Dataset rows about figures
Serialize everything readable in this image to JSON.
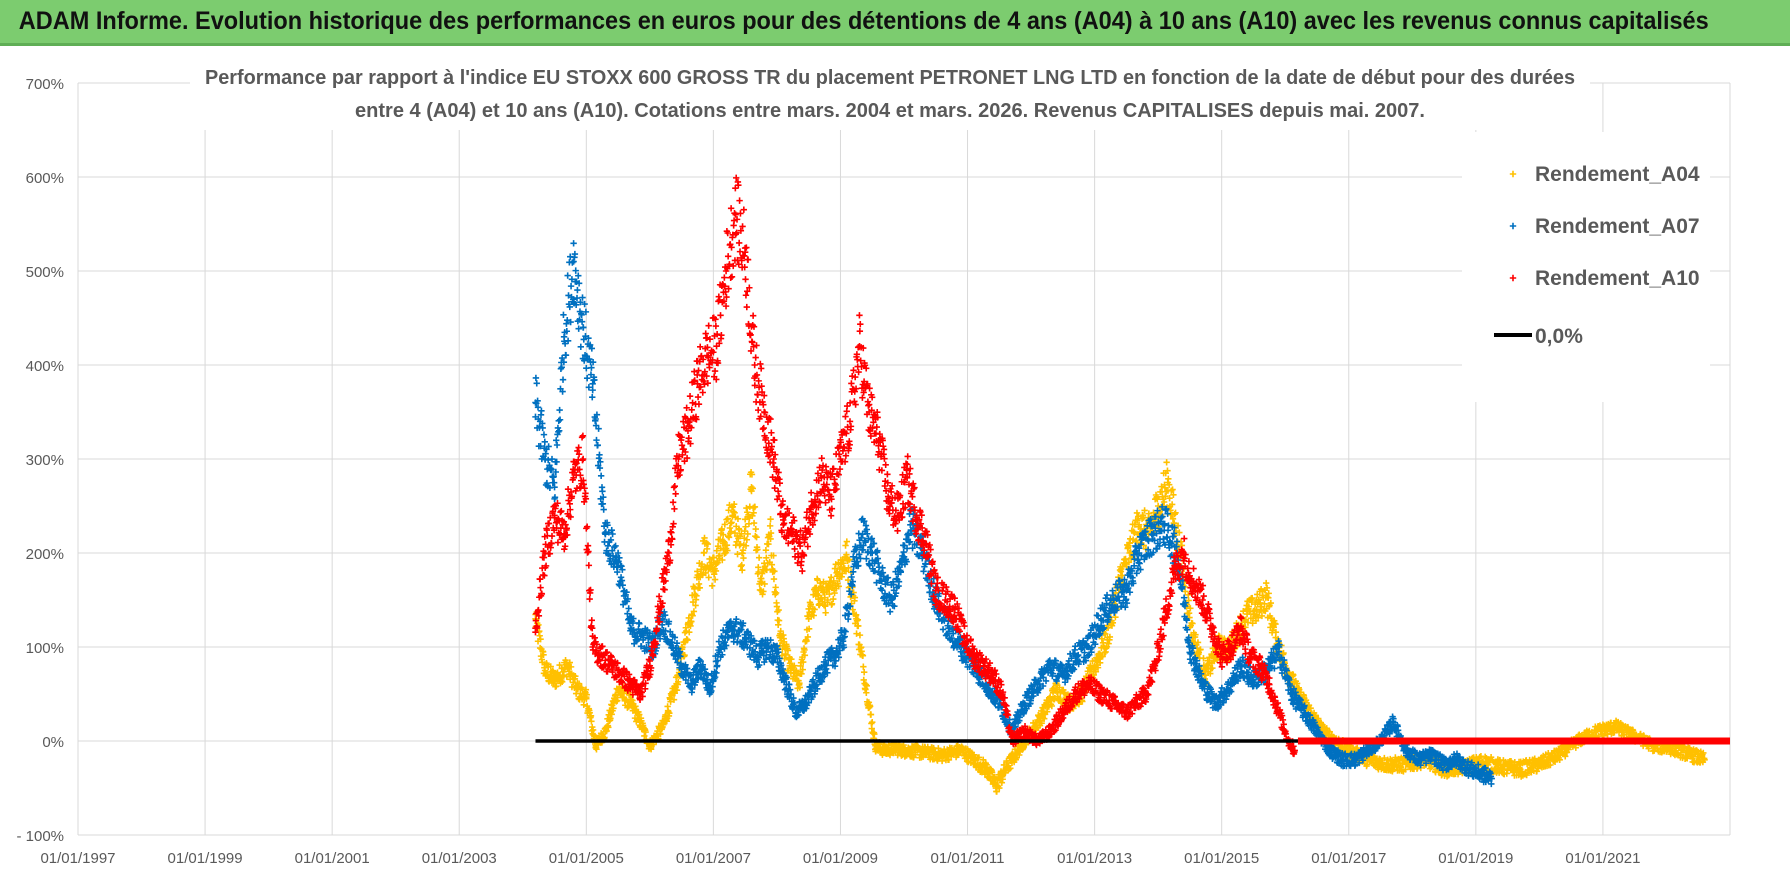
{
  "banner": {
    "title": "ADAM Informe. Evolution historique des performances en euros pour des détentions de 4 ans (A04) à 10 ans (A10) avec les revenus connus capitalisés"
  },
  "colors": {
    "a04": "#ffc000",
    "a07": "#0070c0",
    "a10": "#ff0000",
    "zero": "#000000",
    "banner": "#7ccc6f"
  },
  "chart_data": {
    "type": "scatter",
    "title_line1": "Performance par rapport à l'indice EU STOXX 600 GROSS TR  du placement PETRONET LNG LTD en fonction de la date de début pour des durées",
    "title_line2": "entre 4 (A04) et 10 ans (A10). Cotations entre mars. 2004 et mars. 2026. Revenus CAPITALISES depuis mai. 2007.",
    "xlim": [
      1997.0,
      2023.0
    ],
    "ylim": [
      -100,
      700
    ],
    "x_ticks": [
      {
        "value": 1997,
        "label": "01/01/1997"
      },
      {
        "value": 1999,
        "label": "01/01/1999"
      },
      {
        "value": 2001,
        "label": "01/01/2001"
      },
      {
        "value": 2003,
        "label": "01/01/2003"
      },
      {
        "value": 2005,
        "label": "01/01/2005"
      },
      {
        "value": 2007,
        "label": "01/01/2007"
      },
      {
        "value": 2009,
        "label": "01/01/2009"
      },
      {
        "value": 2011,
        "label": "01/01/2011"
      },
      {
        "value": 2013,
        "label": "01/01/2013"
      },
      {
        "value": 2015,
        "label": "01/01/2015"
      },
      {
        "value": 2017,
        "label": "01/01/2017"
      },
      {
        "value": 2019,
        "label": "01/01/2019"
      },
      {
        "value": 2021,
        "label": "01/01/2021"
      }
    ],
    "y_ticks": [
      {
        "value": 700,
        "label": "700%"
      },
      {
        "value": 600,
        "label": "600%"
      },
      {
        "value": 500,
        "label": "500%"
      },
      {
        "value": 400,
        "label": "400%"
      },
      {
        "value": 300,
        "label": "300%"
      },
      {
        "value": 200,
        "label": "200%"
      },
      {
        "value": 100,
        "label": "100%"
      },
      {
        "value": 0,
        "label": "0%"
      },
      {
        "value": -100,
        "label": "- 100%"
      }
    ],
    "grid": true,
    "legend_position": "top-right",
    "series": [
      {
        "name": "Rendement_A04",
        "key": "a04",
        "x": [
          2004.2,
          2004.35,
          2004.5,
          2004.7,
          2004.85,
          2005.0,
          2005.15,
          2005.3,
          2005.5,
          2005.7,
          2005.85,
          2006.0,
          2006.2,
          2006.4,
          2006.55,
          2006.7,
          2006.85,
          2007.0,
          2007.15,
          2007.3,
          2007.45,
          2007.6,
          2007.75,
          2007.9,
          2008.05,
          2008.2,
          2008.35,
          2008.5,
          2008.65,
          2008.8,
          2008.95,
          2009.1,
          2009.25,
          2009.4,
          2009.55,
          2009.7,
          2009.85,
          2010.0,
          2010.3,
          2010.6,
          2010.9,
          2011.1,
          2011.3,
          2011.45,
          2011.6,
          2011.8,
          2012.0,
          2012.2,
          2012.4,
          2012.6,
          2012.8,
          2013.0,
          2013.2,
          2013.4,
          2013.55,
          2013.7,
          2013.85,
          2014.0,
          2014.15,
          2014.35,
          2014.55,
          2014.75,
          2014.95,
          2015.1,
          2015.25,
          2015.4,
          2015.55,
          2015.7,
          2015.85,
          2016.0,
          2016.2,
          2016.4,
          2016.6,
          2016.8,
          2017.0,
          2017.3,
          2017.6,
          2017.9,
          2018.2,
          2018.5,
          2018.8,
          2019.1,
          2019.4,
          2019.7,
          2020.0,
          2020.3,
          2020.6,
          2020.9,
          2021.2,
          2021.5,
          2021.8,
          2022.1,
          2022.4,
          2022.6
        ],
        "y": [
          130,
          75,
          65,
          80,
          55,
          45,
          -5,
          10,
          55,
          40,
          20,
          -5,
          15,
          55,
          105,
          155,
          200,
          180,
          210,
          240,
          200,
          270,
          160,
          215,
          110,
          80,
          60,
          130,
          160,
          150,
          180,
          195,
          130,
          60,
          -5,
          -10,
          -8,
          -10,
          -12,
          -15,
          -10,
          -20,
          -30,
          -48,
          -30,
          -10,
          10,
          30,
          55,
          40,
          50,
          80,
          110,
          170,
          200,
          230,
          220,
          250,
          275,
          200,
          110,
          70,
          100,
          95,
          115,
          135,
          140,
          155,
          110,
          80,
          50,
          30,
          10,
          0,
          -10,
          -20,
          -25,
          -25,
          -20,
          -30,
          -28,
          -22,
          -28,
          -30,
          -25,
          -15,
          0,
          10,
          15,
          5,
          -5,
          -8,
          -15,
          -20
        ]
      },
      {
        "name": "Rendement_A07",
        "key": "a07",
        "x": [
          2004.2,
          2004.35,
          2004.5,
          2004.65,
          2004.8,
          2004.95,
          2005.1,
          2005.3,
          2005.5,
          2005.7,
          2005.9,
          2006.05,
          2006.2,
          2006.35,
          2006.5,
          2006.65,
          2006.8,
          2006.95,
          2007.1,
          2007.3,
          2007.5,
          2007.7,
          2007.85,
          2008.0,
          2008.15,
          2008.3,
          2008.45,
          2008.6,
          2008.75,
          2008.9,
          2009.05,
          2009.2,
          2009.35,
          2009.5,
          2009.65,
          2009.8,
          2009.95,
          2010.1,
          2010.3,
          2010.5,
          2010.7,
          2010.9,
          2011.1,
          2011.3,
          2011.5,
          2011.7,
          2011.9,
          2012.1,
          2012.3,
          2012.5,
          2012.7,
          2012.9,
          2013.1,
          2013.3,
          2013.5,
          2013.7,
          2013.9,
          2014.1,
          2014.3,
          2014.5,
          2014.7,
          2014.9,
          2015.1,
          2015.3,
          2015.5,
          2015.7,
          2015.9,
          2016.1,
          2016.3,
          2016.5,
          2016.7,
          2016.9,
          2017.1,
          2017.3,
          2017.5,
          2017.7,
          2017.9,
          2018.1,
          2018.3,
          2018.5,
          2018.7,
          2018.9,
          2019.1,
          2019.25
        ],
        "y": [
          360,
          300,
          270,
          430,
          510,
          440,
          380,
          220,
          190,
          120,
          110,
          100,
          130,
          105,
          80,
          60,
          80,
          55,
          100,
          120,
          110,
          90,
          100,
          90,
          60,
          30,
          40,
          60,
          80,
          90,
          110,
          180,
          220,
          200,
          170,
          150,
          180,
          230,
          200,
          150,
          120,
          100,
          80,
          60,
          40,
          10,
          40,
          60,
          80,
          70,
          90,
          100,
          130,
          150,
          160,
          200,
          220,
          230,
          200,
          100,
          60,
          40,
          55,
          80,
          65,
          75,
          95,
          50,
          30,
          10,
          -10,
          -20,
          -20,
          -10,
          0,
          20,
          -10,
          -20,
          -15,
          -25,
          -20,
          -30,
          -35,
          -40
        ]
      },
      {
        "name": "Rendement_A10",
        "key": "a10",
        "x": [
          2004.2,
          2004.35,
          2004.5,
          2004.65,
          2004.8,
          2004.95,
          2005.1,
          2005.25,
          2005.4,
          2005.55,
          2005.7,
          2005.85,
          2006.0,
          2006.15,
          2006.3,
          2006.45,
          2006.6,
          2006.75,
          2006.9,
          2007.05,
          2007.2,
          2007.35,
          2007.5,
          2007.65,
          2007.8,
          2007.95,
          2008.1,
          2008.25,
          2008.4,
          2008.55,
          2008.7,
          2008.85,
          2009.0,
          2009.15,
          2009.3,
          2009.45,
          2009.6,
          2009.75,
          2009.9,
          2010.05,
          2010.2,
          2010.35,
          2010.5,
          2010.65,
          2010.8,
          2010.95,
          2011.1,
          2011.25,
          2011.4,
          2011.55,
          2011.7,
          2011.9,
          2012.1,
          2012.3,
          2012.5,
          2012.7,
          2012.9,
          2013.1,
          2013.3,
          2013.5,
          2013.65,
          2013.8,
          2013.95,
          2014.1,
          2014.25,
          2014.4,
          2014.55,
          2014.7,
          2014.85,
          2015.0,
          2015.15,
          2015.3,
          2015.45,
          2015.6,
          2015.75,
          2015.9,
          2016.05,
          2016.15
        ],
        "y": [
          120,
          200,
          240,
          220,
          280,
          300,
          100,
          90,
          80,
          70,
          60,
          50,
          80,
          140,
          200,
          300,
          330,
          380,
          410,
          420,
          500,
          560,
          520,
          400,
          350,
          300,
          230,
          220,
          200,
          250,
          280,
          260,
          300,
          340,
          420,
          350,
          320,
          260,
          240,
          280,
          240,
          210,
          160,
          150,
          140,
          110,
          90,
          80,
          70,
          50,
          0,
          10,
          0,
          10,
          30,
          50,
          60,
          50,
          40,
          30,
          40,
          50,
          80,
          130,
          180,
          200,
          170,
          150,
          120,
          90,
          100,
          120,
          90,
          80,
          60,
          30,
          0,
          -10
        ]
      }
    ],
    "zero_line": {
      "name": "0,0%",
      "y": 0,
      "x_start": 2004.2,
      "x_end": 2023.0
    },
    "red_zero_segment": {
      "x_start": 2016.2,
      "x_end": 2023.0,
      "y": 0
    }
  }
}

**EXERCISE TASK**
Work out how many lines of the data above contain the string "pour" and give the number alone.

**ANSWER TO THIS TASK**
2